◆ **Esercizio 1**
Inserisci in una lista JSON di stringhe, una per riga e senza righe vuote, la parte dei record che si apre con la riga contenente "List 18 of the" e si chiude con quella contenente "data-label: 2.2: [1804, 509, 1852, 548]", estremi inclusi.

◆ **Brano citato**
╔══

Bartleby lo scrivano: dal racconto al palcoscenico
di
Gabriele Isetto
Al
Teatro Goldoni di Livorno è andato in scena il breve spettacolo di ottanta
minuti prodotto da Arca Azzurra, Bartleby
lo scrivano, tratto dall’omonimo
racconto di Herman Melville la cui regia, molto ben curata nei particolari come
ad esempio l’arredamento o l’uso del telefono candeliere, è stata affidata ad
Emanuele Gamba, nonché direttore artistico del Teatro livornese.
Non
è mai facile adattare un romanzo o un racconto per il teatro (o per il cinema)
perché ciò comporta dover fare delle scelte e dei cambiamenti. Questo il lavoro
che è stato fatto da Francesco Niccolini da cui è scaturito un copione forse un
po’ troppo didascalico con due cambiamenti rispetto al racconto: è stato
aggiunto un personaggio, ma soprattutto è stata cambiata l’età del
protagonista, nel testo infatti è un giovane nel pieno della vita mentre qui è
un uomo che ormai ha superato i sessanta.

╚══

[Voci di dati raccolti]
╔══

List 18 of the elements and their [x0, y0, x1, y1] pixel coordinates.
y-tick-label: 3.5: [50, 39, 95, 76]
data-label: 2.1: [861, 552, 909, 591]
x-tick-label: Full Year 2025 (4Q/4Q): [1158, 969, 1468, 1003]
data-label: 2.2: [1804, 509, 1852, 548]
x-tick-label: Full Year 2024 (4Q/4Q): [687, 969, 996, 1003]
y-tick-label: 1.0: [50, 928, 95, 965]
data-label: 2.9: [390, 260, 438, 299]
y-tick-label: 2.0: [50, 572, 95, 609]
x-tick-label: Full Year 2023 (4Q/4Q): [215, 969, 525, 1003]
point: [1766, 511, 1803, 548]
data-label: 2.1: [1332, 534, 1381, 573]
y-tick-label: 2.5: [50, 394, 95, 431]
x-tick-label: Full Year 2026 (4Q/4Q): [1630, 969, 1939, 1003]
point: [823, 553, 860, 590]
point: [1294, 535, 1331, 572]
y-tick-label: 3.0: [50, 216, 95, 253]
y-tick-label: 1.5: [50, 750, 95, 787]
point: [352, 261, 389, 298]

╚══
╔══

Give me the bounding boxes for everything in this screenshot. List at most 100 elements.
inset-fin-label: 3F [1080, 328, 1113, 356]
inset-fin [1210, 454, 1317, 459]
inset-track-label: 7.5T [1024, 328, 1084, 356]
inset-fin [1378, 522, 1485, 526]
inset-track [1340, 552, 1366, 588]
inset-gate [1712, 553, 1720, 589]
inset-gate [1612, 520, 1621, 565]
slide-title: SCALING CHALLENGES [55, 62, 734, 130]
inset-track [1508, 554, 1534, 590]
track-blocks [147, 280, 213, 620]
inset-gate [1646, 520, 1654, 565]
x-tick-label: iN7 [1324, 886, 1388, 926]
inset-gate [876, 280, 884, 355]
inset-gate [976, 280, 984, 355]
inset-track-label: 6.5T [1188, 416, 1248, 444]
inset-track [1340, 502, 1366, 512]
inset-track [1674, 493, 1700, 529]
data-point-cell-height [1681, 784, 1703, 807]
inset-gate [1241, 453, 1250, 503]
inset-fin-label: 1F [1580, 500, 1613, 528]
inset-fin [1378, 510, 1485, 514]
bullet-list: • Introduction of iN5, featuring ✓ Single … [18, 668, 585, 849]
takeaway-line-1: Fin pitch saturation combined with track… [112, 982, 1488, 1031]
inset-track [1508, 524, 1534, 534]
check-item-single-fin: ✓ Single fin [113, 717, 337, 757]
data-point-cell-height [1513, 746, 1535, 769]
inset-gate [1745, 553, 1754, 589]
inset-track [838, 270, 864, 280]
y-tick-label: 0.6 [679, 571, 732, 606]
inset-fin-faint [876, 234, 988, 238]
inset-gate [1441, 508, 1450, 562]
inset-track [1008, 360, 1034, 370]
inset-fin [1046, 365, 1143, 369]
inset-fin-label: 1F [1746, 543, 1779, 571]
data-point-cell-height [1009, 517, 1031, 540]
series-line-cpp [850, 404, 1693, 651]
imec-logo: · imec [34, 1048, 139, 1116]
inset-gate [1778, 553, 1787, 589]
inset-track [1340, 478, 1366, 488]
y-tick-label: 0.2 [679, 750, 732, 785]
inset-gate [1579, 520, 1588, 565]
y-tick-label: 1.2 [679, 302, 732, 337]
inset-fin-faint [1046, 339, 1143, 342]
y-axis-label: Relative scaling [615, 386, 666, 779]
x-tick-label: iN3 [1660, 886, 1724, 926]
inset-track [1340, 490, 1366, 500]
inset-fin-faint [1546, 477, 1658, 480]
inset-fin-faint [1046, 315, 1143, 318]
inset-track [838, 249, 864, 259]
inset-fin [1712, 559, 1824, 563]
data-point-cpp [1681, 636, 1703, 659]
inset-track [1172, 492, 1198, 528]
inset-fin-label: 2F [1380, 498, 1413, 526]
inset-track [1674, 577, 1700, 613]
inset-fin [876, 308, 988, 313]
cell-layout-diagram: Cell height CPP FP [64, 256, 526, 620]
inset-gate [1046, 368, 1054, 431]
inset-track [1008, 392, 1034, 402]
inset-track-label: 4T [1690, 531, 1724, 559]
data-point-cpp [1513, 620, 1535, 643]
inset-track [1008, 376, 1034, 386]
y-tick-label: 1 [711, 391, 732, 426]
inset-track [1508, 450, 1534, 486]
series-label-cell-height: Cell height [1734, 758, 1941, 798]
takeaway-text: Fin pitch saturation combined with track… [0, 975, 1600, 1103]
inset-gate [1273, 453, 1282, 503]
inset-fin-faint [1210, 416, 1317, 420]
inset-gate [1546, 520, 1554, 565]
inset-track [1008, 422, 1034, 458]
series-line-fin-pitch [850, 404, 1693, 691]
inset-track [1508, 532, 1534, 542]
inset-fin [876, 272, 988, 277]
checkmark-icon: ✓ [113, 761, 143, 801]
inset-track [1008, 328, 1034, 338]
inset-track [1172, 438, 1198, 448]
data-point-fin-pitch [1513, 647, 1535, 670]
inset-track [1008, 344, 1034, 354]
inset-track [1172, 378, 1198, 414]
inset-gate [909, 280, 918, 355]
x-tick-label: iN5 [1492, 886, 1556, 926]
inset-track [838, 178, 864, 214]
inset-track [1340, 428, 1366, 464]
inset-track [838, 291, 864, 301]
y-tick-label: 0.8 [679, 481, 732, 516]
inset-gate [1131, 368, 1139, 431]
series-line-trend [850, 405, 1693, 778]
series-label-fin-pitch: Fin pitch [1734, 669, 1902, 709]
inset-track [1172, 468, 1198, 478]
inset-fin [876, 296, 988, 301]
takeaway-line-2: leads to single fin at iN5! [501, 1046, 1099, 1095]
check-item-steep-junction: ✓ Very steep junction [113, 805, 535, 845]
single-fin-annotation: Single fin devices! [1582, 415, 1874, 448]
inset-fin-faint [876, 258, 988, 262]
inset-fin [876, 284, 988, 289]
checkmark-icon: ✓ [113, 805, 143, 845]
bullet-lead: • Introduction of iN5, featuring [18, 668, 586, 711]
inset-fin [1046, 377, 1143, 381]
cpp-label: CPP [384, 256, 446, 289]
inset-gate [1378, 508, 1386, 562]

╚══

◆ **Esercizio 2**
Restituisci per intero la recensione su Bartleby lo scrivano, parola per parola.

◆ **Soluzione 1**
[
  "List 18 of the elements and their [x0, y0, x1, y1] pixel coordinates.",
  "y-tick-label: 3.5: [50, 39, 95, 76]",
  "data-label: 2.1: [861, 552, 909, 591]",
  "x-tick-label: Full Year 2025 (4Q/4Q): [1158, 969, 1468, 1003]",
  "data-label: 2.2: [1804, 509, 1852, 548]"
]

◆ **Soluzione 2**
Bartleby lo scrivano: dal racconto al palcoscenico
di
Gabriele Isetto
Al
Teatro Goldoni di Livorno è andato in scena il breve spettacolo di ottanta
minuti prodotto da Arca Azzurra, Bartleby
lo scrivano, tratto dall’omonimo
racconto di Herman Melville la cui regia, molto ben curata nei particolari come
ad esempio l’arredamento o l’uso del telefono candeliere, è stata affidata ad
Emanuele Gamba, nonché direttore artistico del Teatro livornese.
Non
è mai facile adattare un romanzo o un racconto per il teatro (o per il cinema)
perché ciò comporta dover fare delle scelte e dei cambiamenti. Questo il lavoro
che è stato fatto da Francesco Niccolini da cui è scaturito un copione forse un
po’ troppo didascalico con due cambiamenti rispetto al racconto: è stato
aggiunto un personaggio, ma soprattutto è stata cambiata l’età del
protagonista, nel testo infatti è un giovane nel pieno della vita mentre qui è
un uomo che ormai ha superato i sessanta.